Stated problem ::
Output the material word for word. Leave each picture out.

(Stored entries)
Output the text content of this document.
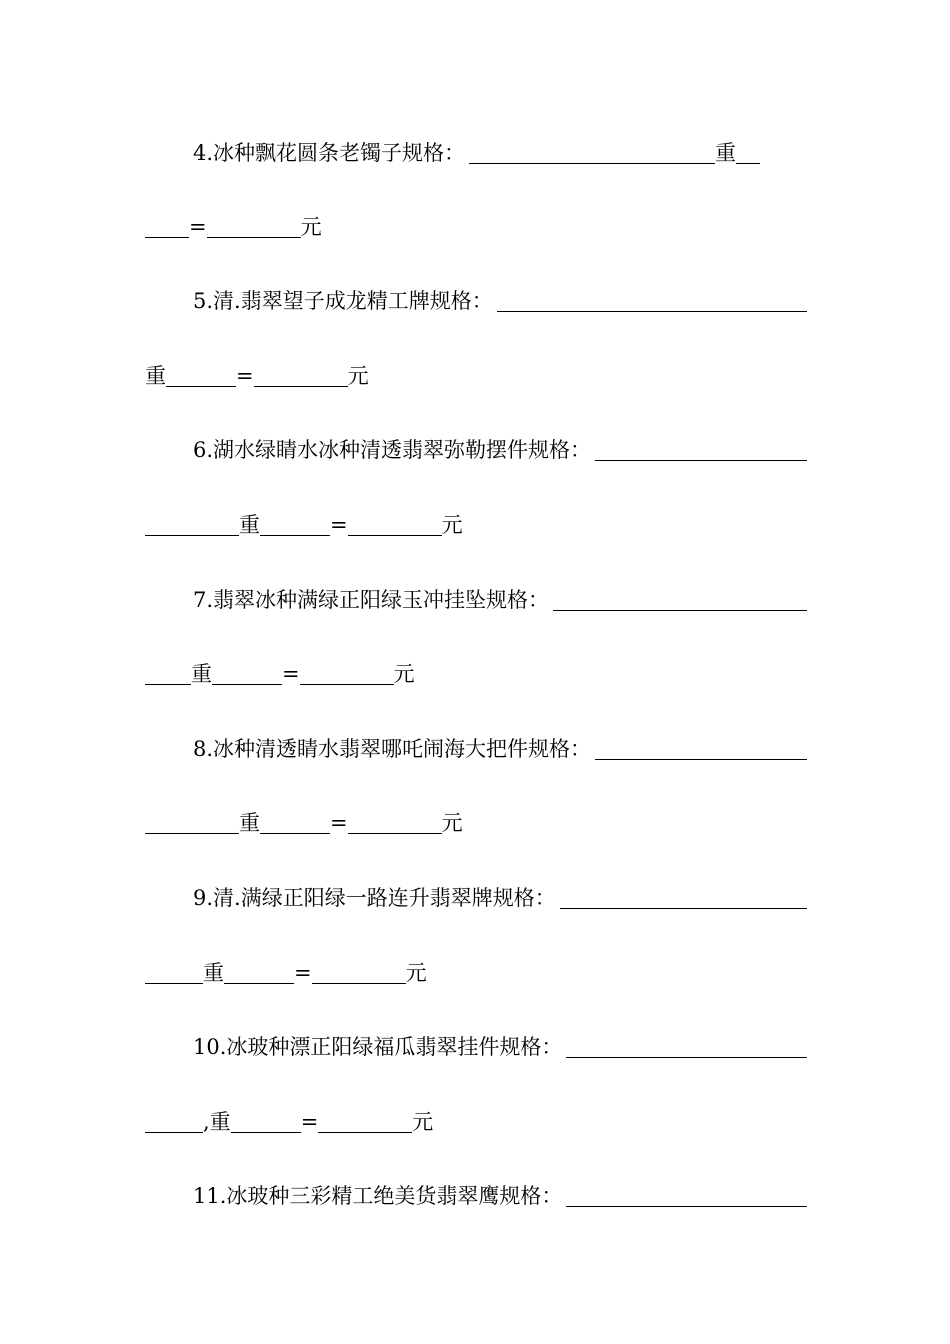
4.冰种飘花圆条老镯子规格：	重
=	元
5.清.翡翠望子成龙精工牌规格：
重	=	元
6.湖水绿睛水冰种清透翡翠弥勒摆件规格：
重	=	元
7.翡翠冰种满绿正阳绿玉冲挂坠规格：
重	=	元
8.冰种清透睛水翡翠哪吒闹海大把件规格：
重	=	元
9.清.满绿正阳绿一路连升翡翠牌规格：
重	=	元
10.冰玻种漂正阳绿福瓜翡翠挂件规格：
,重	=	元
11.冰玻种三彩精工绝美货翡翠鹰规格：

Written answer ::
Output the text content of this document.
4.冰种飘花圆条老镯子规格：	重
=	元
5.清.翡翠望子成龙精工牌规格：
重	=	元
6.湖水绿睛水冰种清透翡翠弥勒摆件规格：
重	=	元
7.翡翠冰种满绿正阳绿玉冲挂坠规格：
重	=	元
8.冰种清透睛水翡翠哪吒闹海大把件规格：
重	=	元
9.清.满绿正阳绿一路连升翡翠牌规格：
重	=	元
10.冰玻种漂正阳绿福瓜翡翠挂件规格：
,重	=	元
11.冰玻种三彩精工绝美货翡翠鹰规格：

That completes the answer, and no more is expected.